* _PROBLEM DESCRIPTION_
Collect every line that includes the string "Масса".

** start RECORDS FOR THIS EXERCISE **

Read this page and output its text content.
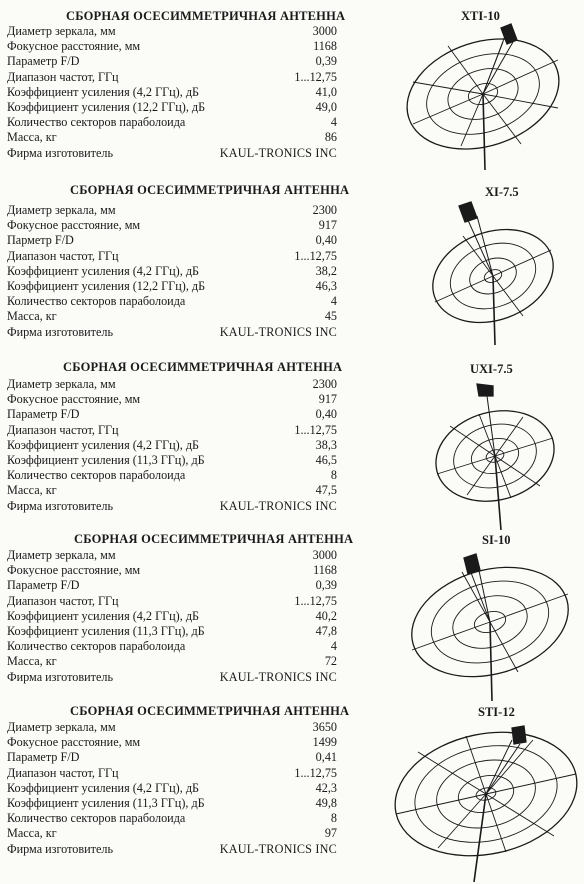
СБОРНАЯ ОСЕСИММЕТРИЧНАЯ АНТЕННА	XTI-10
Диаметр зеркала, мм	3000
Фокусное расстояние, мм	1168
Параметр F/D	0,39
Диапазон частот, ГГц	1...12,75
Коэффициент усиления (4,2 ГГц), дБ	41,0
Коэффициент усиления (12,2 ГГц), дБ	49,0
Количество секторов параболоида	4
Масса, кг	86
Фирма изготовитель	KAUL-TRONICS INC
СБОРНАЯ ОСЕСИММЕТРИЧНАЯ АНТЕННА	XI-7.5
Диаметр зеркала, мм	2300
Фокусное расстояние, мм	917
Парметр F/D	0,40
Диапазон частот, ГГц	1...12,75
Коэффициент усиления (4,2 ГГц), дБ	38,2
Коэффициент усиления (12,2 ГГц), дБ	46,3
Количество секторов параболоида	4
Масса, кг	45
Фирма изготовитель	KAUL-TRONICS INC
СБОРНАЯ ОСЕСИММЕТРИЧНАЯ АНТЕННА	UXI-7.5
Диаметр зеркала, мм	2300
Фокусное расстояние, мм	917
Параметр F/D	0,40
Диапазон частот, ГГц	1...12,75
Коэффициент усиления (4,2 ГГц), дБ	38,3
Коэффициент усиления (11,3 ГГц), дБ	46,5
Количество секторов параболоида	8
Масса, кг	47,5
Фирма изготовитель	KAUL-TRONICS INC
СБОРНАЯ ОСЕСИММЕТРИЧНАЯ АНТЕННА	SI-10
Диаметр зеркала, мм	3000
Фокусное расстояние, мм	1168
Параметр F/D	0,39
Диапазон частот, ГГц	1...12,75
Коэффициент усиления (4,2 ГГц), дБ	40,2
Коэффициент усиления (11,3 ГГц), дБ	47,8
Количество секторов параболоида	4
Масса, кг	72
Фирма изготовитель	KAUL-TRONICS INC
СБОРНАЯ ОСЕСИММЕТРИЧНАЯ АНТЕННА	STI-12
Диаметр зеркала, мм	3650
Фокусное расстояние, мм	1499
Параметр F/D	0,41
Диапазон частот, ГГц	1...12,75
Коэффициент усиления (4,2 ГГц), дБ	42,3
Коэффициент усиления (11,3 ГГц), дБ	49,8
Количество секторов параболоида	8
Масса, кг	97
Фирма изготовитель	KAUL-TRONICS INC
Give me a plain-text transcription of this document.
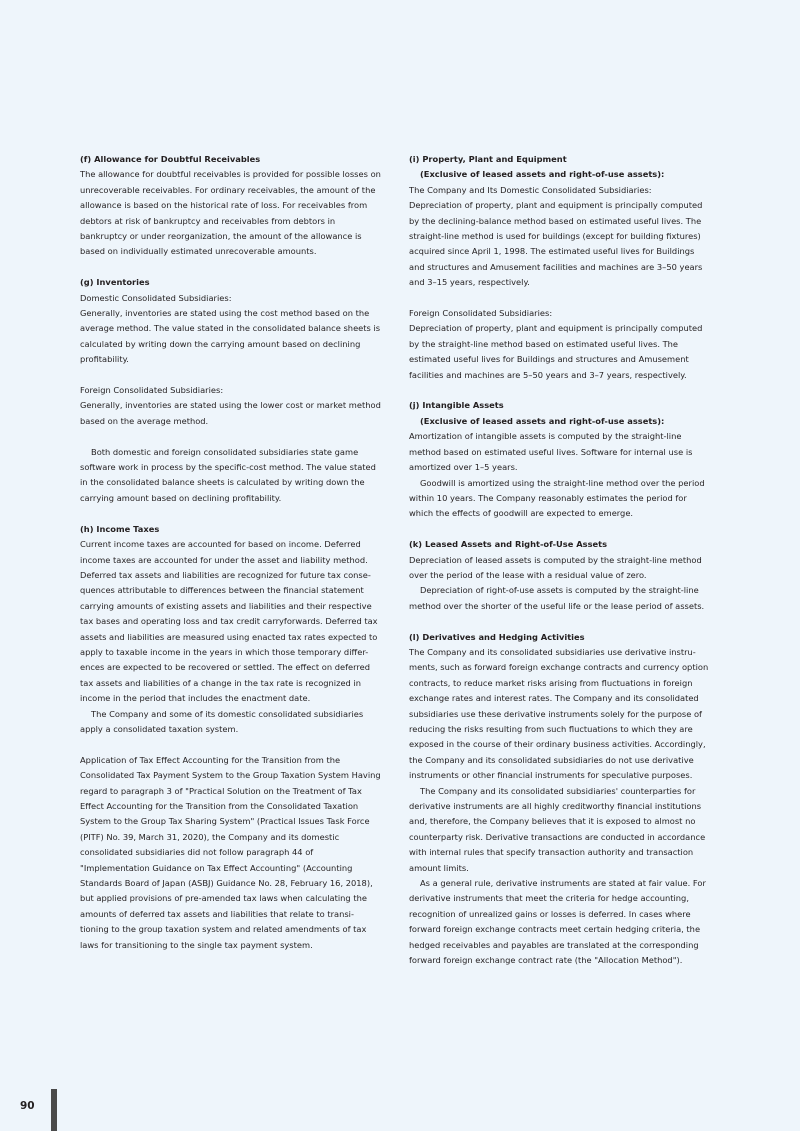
(f) Allowance for Doubtful Receivables

The allowance for doubtful receivables is provided for possible losses on unrecoverable receivables. For ordinary receivables, the amount of the allowance is based on the historical rate of loss. For receivables from debtors at risk of bankruptcy and receivables from debtors in bankruptcy or under reorganization, the amount of the allowance is based on individually estimated unrecoverable amounts.

(g) Inventories

Domestic Consolidated Subsidiaries:

Generally, inventories are stated using the cost method based on the average method. The value stated in the consolidated balance sheets is calculated by writing down the carrying amount based on declining profitability.

Foreign Consolidated Subsidiaries:

Generally, inventories are stated using the lower cost or market method based on the average method.

Both domestic and foreign consolidated subsidiaries state game software work in process by the specific-cost method. The value stated in the consolidated balance sheets is calculated by writing down the carrying amount based on declining profitability.

(h) Income Taxes

Current income taxes are accounted for based on income. Deferred income taxes are accounted for under the asset and liability method. Deferred tax assets and liabilities are recognized for future tax conse-quences attributable to differences between the financial statement carrying amounts of existing assets and liabilities and their respective tax bases and operating loss and tax credit carryforwards. Deferred tax assets and liabilities are measured using enacted tax rates expected to apply to taxable income in the years in which those temporary differ-ences are expected to be recovered or settled. The effect on deferred tax assets and liabilities of a change in the tax rate is recognized in income in the period that includes the enactment date.

The Company and some of its domestic consolidated subsidiaries apply a consolidated taxation system.

Application of Tax Effect Accounting for the Transition from the Consolidated Tax Payment System to the Group Taxation System Having regard to paragraph 3 of "Practical Solution on the Treatment of Tax Effect Accounting for the Transition from the Consolidated Taxation System to the Group Tax Sharing System" (Practical Issues Task Force (PITF) No. 39, March 31, 2020), the Company and its domestic consolidated subsidiaries did not follow paragraph 44 of "Implementation Guidance on Tax Effect Accounting" (Accounting Standards Board of Japan (ASBJ) Guidance No. 28, February 16, 2018), but applied provisions of pre-amended tax laws when calculating the amounts of deferred tax assets and liabilities that relate to transi-tioning to the group taxation system and related amendments of tax laws for transitioning to the single tax payment system.

(i) Property, Plant and Equipment

(Exclusive of leased assets and right-of-use assets):

The Company and Its Domestic Consolidated Subsidiaries:

Depreciation of property, plant and equipment is principally computed by the declining-balance method based on estimated useful lives. The straight-line method is used for buildings (except for building fixtures) acquired since April 1, 1998. The estimated useful lives for Buildings and structures and Amusement facilities and machines are 3–50 years and 3–15 years, respectively.

Foreign Consolidated Subsidiaries:

Depreciation of property, plant and equipment is principally computed by the straight-line method based on estimated useful lives. The estimated useful lives for Buildings and structures and Amusement facilities and machines are 5–50 years and 3–7 years, respectively.

(j) Intangible Assets

(Exclusive of leased assets and right-of-use assets):

Amortization of intangible assets is computed by the straight-line method based on estimated useful lives. Software for internal use is amortized over 1–5 years.

Goodwill is amortized using the straight-line method over the period within 10 years. The Company reasonably estimates the period for which the effects of goodwill are expected to emerge.

(k) Leased Assets and Right-of-Use Assets

Depreciation of leased assets is computed by the straight-line method over the period of the lease with a residual value of zero.

Depreciation of right-of-use assets is computed by the straight-line method over the shorter of the useful life or the lease period of assets.

(l) Derivatives and Hedging Activities

The Company and its consolidated subsidiaries use derivative instru-ments, such as forward foreign exchange contracts and currency option contracts, to reduce market risks arising from fluctuations in foreign exchange rates and interest rates. The Company and its consolidated subsidiaries use these derivative instruments solely for the purpose of reducing the risks resulting from such fluctuations to which they are exposed in the course of their ordinary business activities. Accordingly, the Company and its consolidated subsidiaries do not use derivative instruments or other financial instruments for speculative purposes.

The Company and its consolidated subsidiaries' counterparties for derivative instruments are all highly creditworthy financial institutions and, therefore, the Company believes that it is exposed to almost no counterparty risk. Derivative transactions are conducted in accordance with internal rules that specify transaction authority and transaction amount limits.

As a general rule, derivative instruments are stated at fair value. For derivative instruments that meet the criteria for hedge accounting, recognition of unrealized gains or losses is deferred. In cases where forward foreign exchange contracts meet certain hedging criteria, the hedged receivables and payables are translated at the corresponding forward foreign exchange contract rate (the "Allocation Method").

90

** end RECORDS FOR THIS EXERCISE **

* _ANSWER TO THIS PROBLEM_
Масса, кг	86
Масса, кг	45
Масса, кг	47,5
Масса, кг	72
Масса, кг	97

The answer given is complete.